Passage provided =
################

# First Wax of my Baby with Klasse



## wheel-man (Sep 28, 2004)

Just put Klasse AIO and SG on the car... one coat, and did the interior with Autopia's Matte Effect Interior Kit (Einszett Lederpflege, Tiefenpfleger, Gummipflege) and used 303 on the moldings, windows, tires and rear lights.

I'm really impressed with Klasse and with only one coat of SG, the paint looks deeper and richer.


----------



## Artslinger (Sep 2, 2002)

Klasse makes great products. :thumbup: 

Do you have a link to the "Matte Effect Interior Kit" on Autopia's website?


----------



## wheel-man (Sep 28, 2004)

Artslinger said:


> Klasse makes great products. :thumbup:
> 
> Do you have a link to the "Matte Effect Interior Kit" on Autopia's website?


here you go...

http://www.autopia-carcare.com/kit-mateff.html


----------



## Artslinger (Sep 2, 2002)

Thanks.


----------



## 1Dreamer (Oct 23, 2004)

I also tried AIO and SG for the first time a few weeks ago and probably went a bit overboard, but the car (white) looks great. We'll see if all the durability claims hold up, but so far I'm also very impressed. :thumbup:

I first washed the car with the Sonus wash product and added an oz of AIO into the wash water. _(Read about that somewhere and preferred it to the idea of using Dawn to help remove any residual wax.)_ Then AIOx2 to make sure I covered every inch of the car. Then SGx3.

I put the first coat of SG on right away, the second coat on 24 hour later, and the 3rd a week later. I had read that the third coat of SG is the charm and I'd have to agree. I needed sunglasses to look at the car after the third . . . . at night! OK, not really  but there was a visible improvement and several friends have commented already.

An interesting observation after driving in the rain twice now . . . . the car was virtually dry 5 minutes after pulling into the garage except for a few specs of water here and there. I've never experienced that with any wax. Wax beads, but it is almost as if SG prohibits water from clinging to the paint surface at all. ????


----------



## wheel-man (Sep 28, 2004)

1Dreamer said:


> I also tried AIO and SG for the first time a few weeks ago and probably went a bit overboard, but the car (white) looks great. We'll see if all the durability claims hold up, but so far I'm also very impressed. :thumbup:
> 
> I first washed the car with the Sonus wash product and added an oz of AIO into the wash water. _(Read about that somewhere and preferred it to the idea of using Dawn to help remove any residual wax.)_ Then AIOx2 to make sure I covered every inch of the car. Then SGx3.
> 
> ...


i think i'm going to put on another coat of sg tomorrow.


----------



## mscoins (Oct 11, 2003)

1Dreamer said:


> I also tried AIO and SG for the first time a few weeks ago and probably went a bit overboard, but the car (white) looks great. ...


I have been using AIO and SG for about 8 months and am impressed with the shine it produces on white paint. I used to apply Sonus Acrylic Spritz after washing the car, but now use Sonus Acrylic Glanz for added protection.


----------



## 1Dreamer (Oct 23, 2004)

################

Directive A =
Set down, word for word, the lines of the records from the line containing "627, 523, 643]" up to and including the line containing "27, 1238, 45]".
The records that come next are unrelated to the car-wax forum thread.

################

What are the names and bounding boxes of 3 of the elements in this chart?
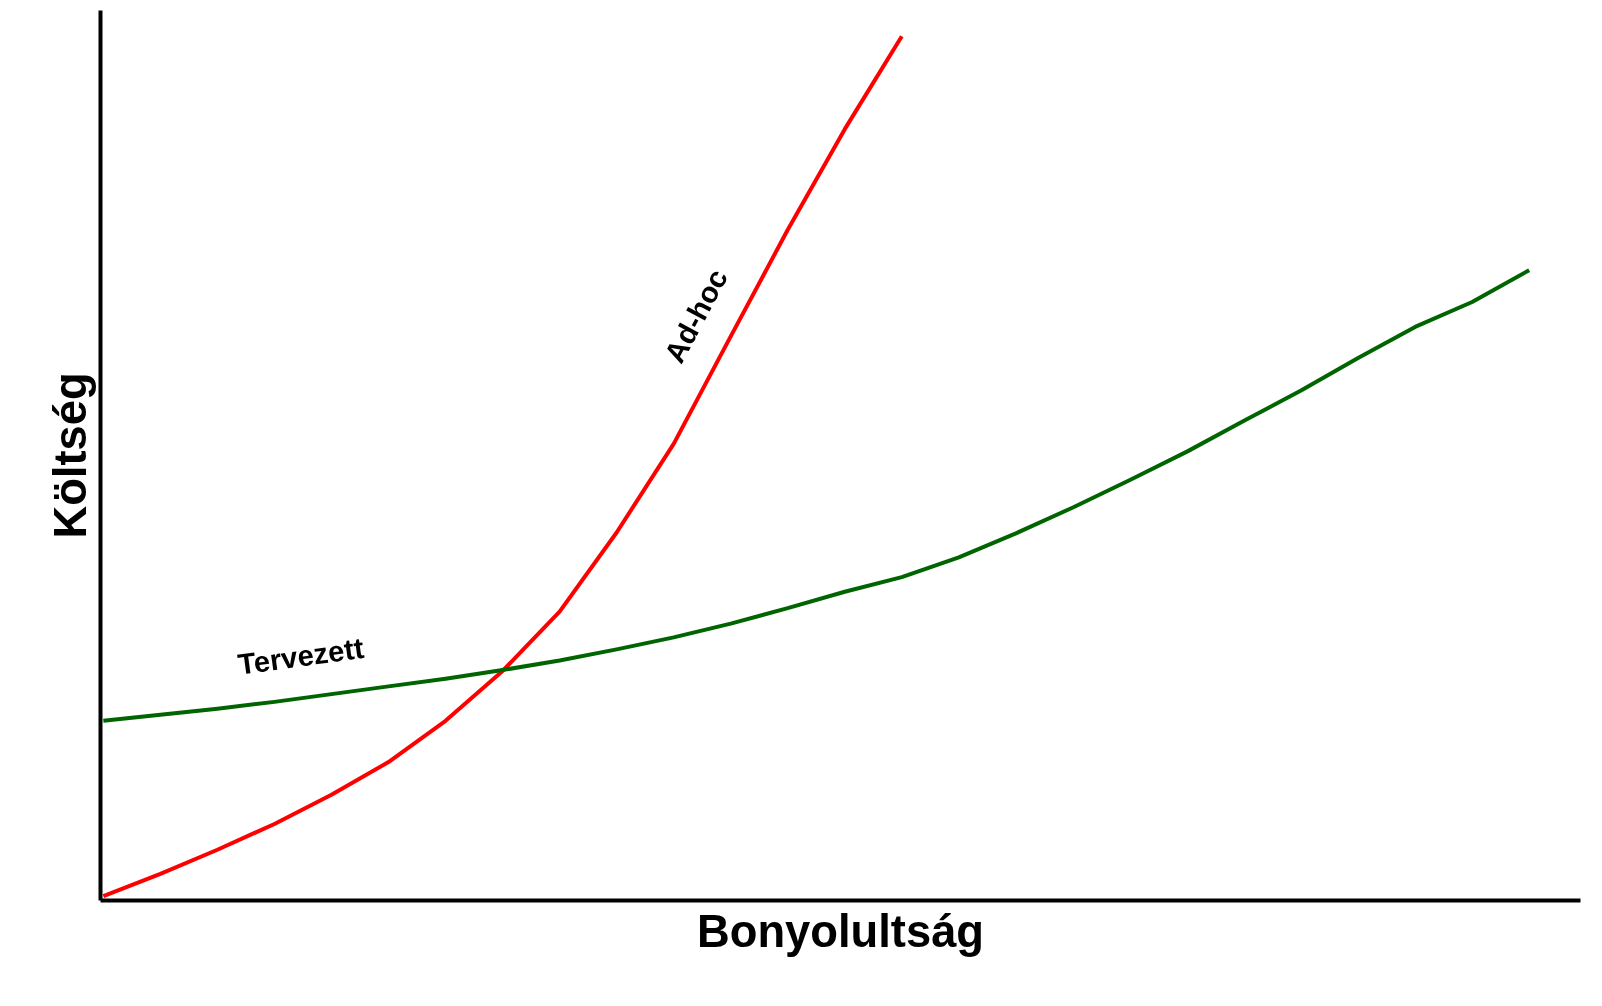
y-axis-title: Költség: [44, 372, 96, 539]
text: Tervezett: [235, 630, 366, 681]
x-axis-title: Bonyolultság: [696, 905, 985, 957]
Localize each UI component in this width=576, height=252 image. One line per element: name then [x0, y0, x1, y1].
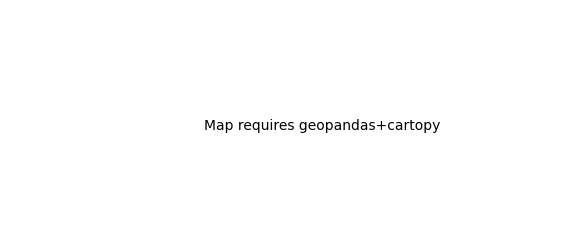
Text: Map requires geopandas+cartopy: Map requires geopandas+cartopy [204, 119, 441, 133]
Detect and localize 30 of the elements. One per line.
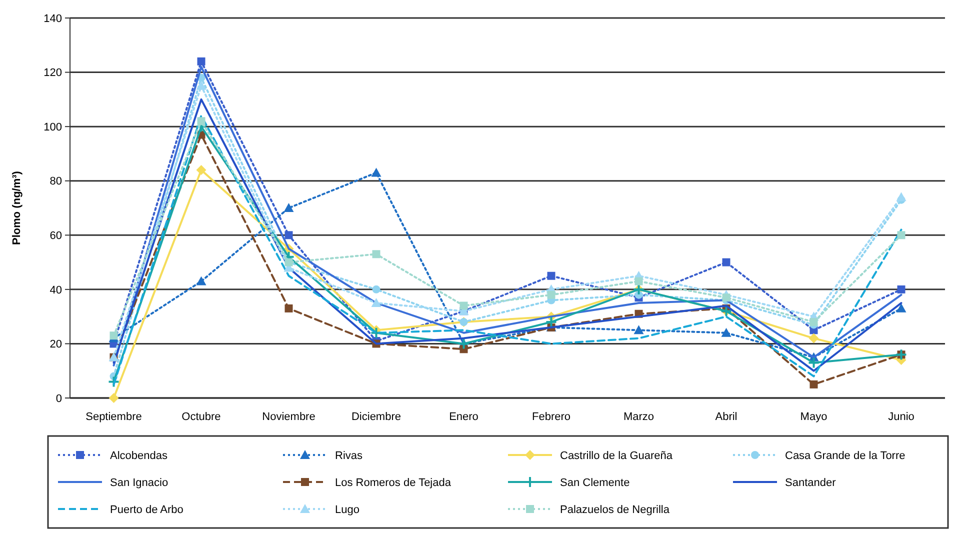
legend-label: Puerto de Arbo bbox=[110, 504, 184, 516]
legend-label: Alcobendas bbox=[110, 450, 168, 462]
y-tick-label: 120 bbox=[44, 67, 62, 80]
x-tick-label: Abril bbox=[715, 411, 738, 423]
x-tick-label: Noviembre bbox=[262, 411, 316, 423]
y-tick-label: 80 bbox=[50, 176, 62, 188]
x-tick-label: Febrero bbox=[532, 411, 571, 423]
legend-label: Rivas bbox=[335, 450, 364, 462]
y-tick-label: 40 bbox=[50, 284, 62, 296]
x-tick-label: Enero bbox=[449, 411, 478, 423]
y-axis-title: Plomo (ng/m³) bbox=[11, 170, 23, 245]
legend-label: Casa Grande de la Torre bbox=[785, 450, 906, 462]
y-tick-label: 20 bbox=[50, 338, 62, 351]
y-tick-label: 60 bbox=[50, 230, 62, 242]
legend-label: San Ignacio bbox=[110, 476, 168, 489]
x-tick-label: Junio bbox=[888, 411, 914, 423]
legend-label: Palazuelos de Negrilla bbox=[560, 504, 670, 516]
x-tick-label: Marzo bbox=[623, 411, 654, 423]
x-tick-label: Octubre bbox=[182, 411, 221, 423]
legend-label: Castrillo de la Guareña bbox=[560, 450, 674, 462]
x-tick-label: Septiembre bbox=[86, 411, 142, 423]
legend-label: Los Romeros de Tejada bbox=[335, 476, 452, 489]
y-tick-label: 100 bbox=[44, 121, 62, 134]
y-tick-label: 140 bbox=[44, 12, 62, 25]
x-tick-label: Diciembre bbox=[351, 411, 402, 423]
x-tick-label: Mayo bbox=[800, 411, 828, 423]
y-tick-label: 0 bbox=[56, 392, 62, 405]
legend-label: Santander bbox=[785, 476, 836, 489]
legend-label: San Clemente bbox=[560, 476, 630, 489]
legend-label: Lugo bbox=[335, 504, 360, 516]
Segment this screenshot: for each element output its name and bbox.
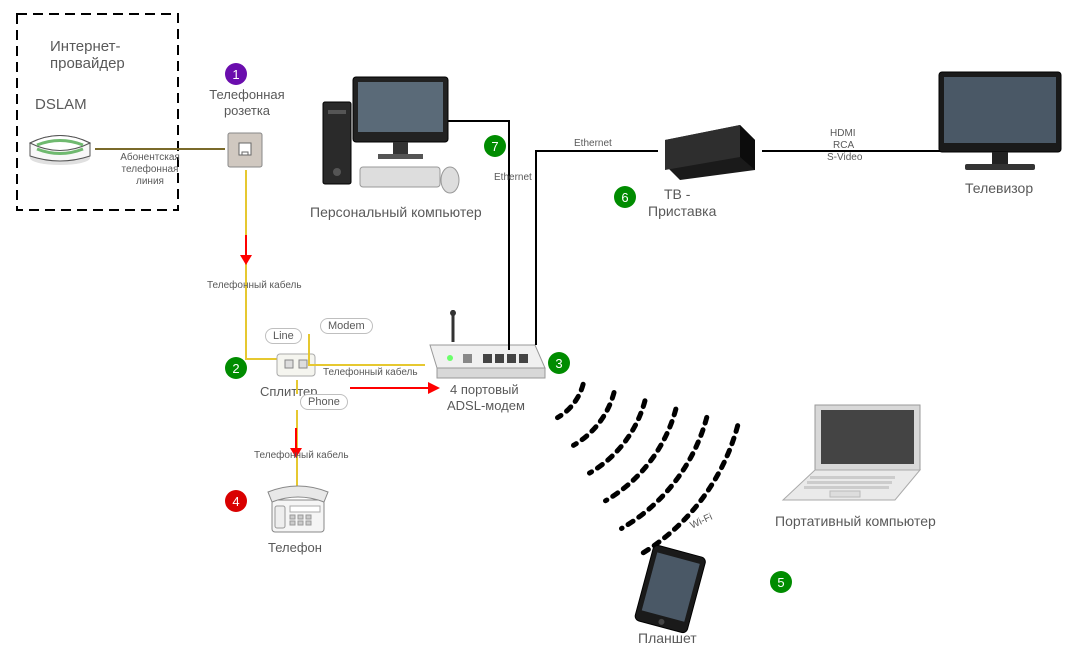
badge-2: 2 [225,357,247,379]
badge-5: 5 [770,571,792,593]
tablet-label: Планшет [638,630,697,647]
badge-4: 4 [225,490,247,512]
wifi-arcs [0,0,1070,650]
badge-6: 6 [614,186,636,208]
network-diagram: Интернет- провайдер DSLAM Абонентская те… [0,0,1070,650]
laptop-label: Портативный компьютер [775,513,936,530]
badge-7: 7 [484,135,506,157]
badge-1: 1 [225,63,247,85]
laptop-icon [775,400,930,510]
tablet-icon [625,545,715,635]
badge-3: 3 [548,352,570,374]
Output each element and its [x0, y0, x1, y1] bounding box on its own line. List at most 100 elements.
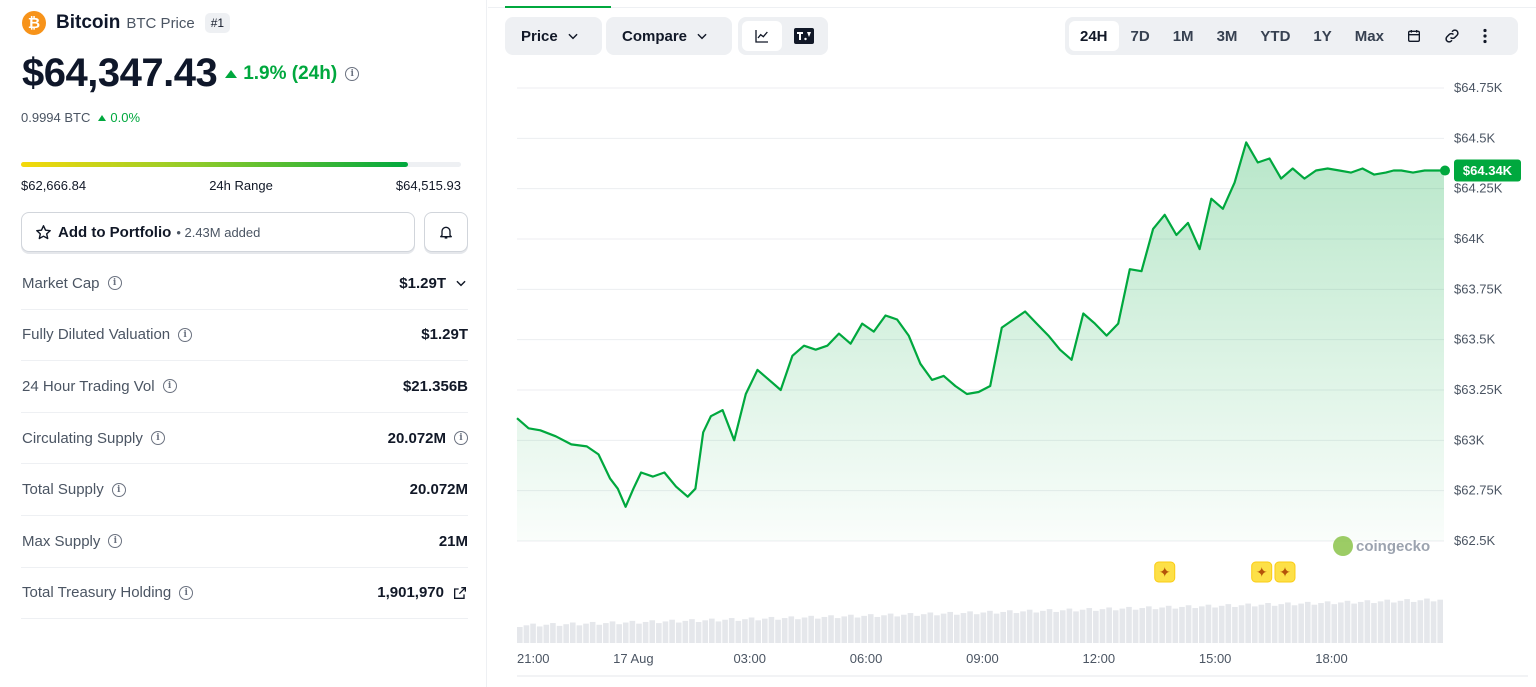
volume-bar	[517, 627, 523, 643]
event-marker[interactable]	[1251, 561, 1273, 583]
volume-bar	[1205, 604, 1212, 643]
info-icon[interactable]: i	[162, 379, 177, 394]
volume-bar	[576, 625, 583, 643]
more-options-button[interactable]	[1472, 21, 1498, 51]
volume-bar	[801, 617, 808, 643]
volume-bar	[828, 615, 834, 643]
volume-bar	[927, 612, 934, 643]
info-icon[interactable]: i	[107, 276, 122, 291]
volume-bar	[1212, 607, 1218, 643]
volume-bar	[523, 625, 530, 643]
stat-value: $1.29T	[399, 275, 468, 292]
price-dropdown[interactable]: Price	[505, 17, 602, 55]
range-ytd[interactable]: YTD	[1260, 27, 1291, 45]
volume-bar	[1165, 605, 1172, 643]
volume-bar	[768, 616, 775, 643]
volume-bar	[748, 617, 755, 643]
coingecko-watermark: coingecko	[1356, 538, 1430, 555]
info-icon[interactable]: i	[179, 585, 194, 600]
volume-bar	[709, 618, 715, 643]
price-chart[interactable]: $64.75K $64.5K $64.25K $64K $63.75K $63.5K $63…	[488, 60, 1536, 687]
x-tick-label: 15:00	[1199, 651, 1232, 666]
volume-bar	[722, 619, 728, 643]
rank-badge: #1	[204, 13, 231, 33]
line-chart-button[interactable]	[742, 21, 782, 51]
range-3m[interactable]: 3M	[1216, 27, 1238, 45]
stat-row-circulating-supply: Circulating Supply i 20.072M i	[21, 413, 468, 465]
share-link-button[interactable]	[1433, 21, 1471, 51]
price-alert-button[interactable]	[424, 212, 468, 252]
volume-bar	[609, 621, 616, 643]
date-picker-button[interactable]	[1396, 21, 1432, 51]
y-tick-label: $62.75K	[1454, 483, 1503, 498]
info-icon[interactable]: i	[108, 534, 123, 549]
caret-up-icon	[225, 69, 238, 78]
volume-bar	[1033, 612, 1040, 643]
volume-bar	[1404, 599, 1410, 643]
compare-dropdown-label: Compare	[622, 27, 688, 45]
range-1y[interactable]: 1Y	[1313, 27, 1332, 45]
volume-bar	[761, 618, 768, 643]
bell-icon	[440, 226, 452, 239]
y-tick-label: $63.25K	[1454, 382, 1503, 397]
volume-bar	[867, 614, 874, 643]
y-tick-label: $63.5K	[1454, 332, 1496, 347]
range-24h[interactable]: 24H	[1069, 21, 1119, 51]
stat-value: 21M	[438, 532, 468, 550]
price-line	[516, 141, 1444, 508]
volume-bar	[947, 611, 954, 643]
price-change-value: 1.9% (24h)	[243, 62, 338, 84]
event-marker[interactable]	[1154, 561, 1176, 583]
volume-bar	[781, 618, 788, 643]
add-to-portfolio-button[interactable]: Add to Portfolio • 2.43M added	[21, 212, 415, 252]
volume-bar	[1417, 600, 1424, 643]
y-tick-label: $64K	[1454, 231, 1485, 246]
stat-label: Max Supply i	[21, 533, 123, 550]
volume-bar	[1093, 610, 1099, 643]
chevron-down-icon	[697, 33, 707, 40]
btc-value: 0.9994 BTC	[21, 110, 91, 125]
bitcoin-logo-icon: ₿	[22, 11, 46, 35]
stat-label: Fully Diluted Valuation i	[21, 326, 193, 343]
info-icon[interactable]: i	[345, 66, 360, 81]
volume-bar	[642, 621, 649, 643]
x-tick-label: 03:00	[733, 651, 766, 666]
volume-bar	[795, 619, 801, 643]
coin-name: Bitcoin	[56, 12, 121, 33]
chevron-down-icon[interactable]	[454, 276, 468, 290]
stat-value: $1.29T	[421, 326, 468, 344]
info-icon[interactable]: i	[454, 431, 468, 446]
range-7d[interactable]: 7D	[1130, 27, 1150, 45]
stat-row-treasury-holding[interactable]: Total Treasury Holding i 1,901,970	[21, 568, 468, 620]
stat-row-market-cap[interactable]: Market Cap i $1.29T	[21, 258, 468, 310]
volume-bar	[1073, 611, 1079, 643]
compare-dropdown[interactable]: Compare	[606, 17, 732, 55]
volume-bar	[1159, 607, 1165, 643]
chart-panel: Price Compare 24H 7D 1M 3M YTD 1Y Max $6…	[488, 0, 1536, 687]
volume-bar	[1146, 606, 1152, 643]
volume-bar	[563, 624, 569, 643]
tradingview-button[interactable]	[784, 21, 824, 51]
volume-bar	[1324, 601, 1331, 643]
volume-bar	[821, 616, 828, 643]
volume-bar	[1311, 604, 1318, 643]
volume-bar	[1371, 603, 1377, 643]
time-range-selector: 24H 7D 1M 3M YTD 1Y Max	[1065, 17, 1518, 55]
range-max[interactable]: Max	[1354, 27, 1384, 45]
info-icon[interactable]: i	[150, 431, 165, 446]
volume-bar	[1291, 605, 1298, 643]
volume-bar	[1397, 600, 1404, 643]
volume-bar	[755, 620, 761, 643]
volume-bar	[1132, 609, 1139, 643]
portfolio-added-count: • 2.43M added	[176, 224, 261, 240]
range-1m[interactable]: 1M	[1172, 27, 1194, 45]
volume-bar	[702, 620, 709, 643]
info-icon[interactable]: i	[111, 482, 126, 497]
volume-bar	[1430, 601, 1437, 643]
event-marker[interactable]	[1274, 561, 1296, 583]
info-icon[interactable]: i	[178, 327, 193, 342]
volume-bar	[569, 622, 576, 643]
volume-bar	[1437, 599, 1443, 643]
external-link-icon[interactable]	[452, 585, 468, 601]
volume-bar	[1271, 605, 1278, 643]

################

Directive B =
From the car-wax forum thread, extract the passage from "# First Wax" up to and including "deeper and richer.", copying it word for word.

Task output A =
volume-bar	[517, 627, 523, 643]
event-marker[interactable]	[1251, 561, 1273, 583]
volume-bar	[1205, 604, 1212, 643]
info-icon[interactable]: i	[162, 379, 177, 394]
volume-bar	[576, 625, 583, 643]
more-options-button[interactable]	[1472, 21, 1498, 51]
volume-bar	[801, 617, 808, 643]
volume-bar	[828, 615, 834, 643]
volume-bar	[927, 612, 934, 643]
info-icon[interactable]: i	[107, 276, 122, 291]
volume-bar	[1212, 607, 1218, 643]
volume-bar	[523, 625, 530, 643]
stat-value: $1.29T	[399, 275, 468, 292]
price-dropdown[interactable]: Price	[505, 17, 602, 55]
range-ytd[interactable]: YTD	[1260, 27, 1291, 45]
volume-bar	[1165, 605, 1172, 643]
volume-bar	[768, 616, 775, 643]
volume-bar	[748, 617, 755, 643]
coingecko-watermark: coingecko	[1356, 538, 1430, 555]
info-icon[interactable]: i	[179, 585, 194, 600]
volume-bar	[709, 618, 715, 643]
price-chart[interactable]: $64.75K $64.5K $64.25K $64K $63.75K $63.5K $63…	[488, 60, 1536, 687]
x-tick-label: 15:00	[1199, 651, 1232, 666]
volume-bar	[722, 619, 728, 643]
rank-badge: #1	[204, 13, 231, 33]
line-chart-button[interactable]	[742, 21, 782, 51]
range-3m[interactable]: 3M	[1216, 27, 1238, 45]

Task output B =
# First Wax of my Baby with Klasse



## wheel-man (Sep 28, 2004)

Just put Klasse AIO and SG on the car... one coat, and did the interior with Autopia's Matte Effect Interior Kit (Einszett Lederpflege, Tiefenpfleger, Gummipflege) and used 303 on the moldings, windows, tires and rear lights.

I'm really impressed with Klasse and with only one coat of SG, the paint looks deeper and richer.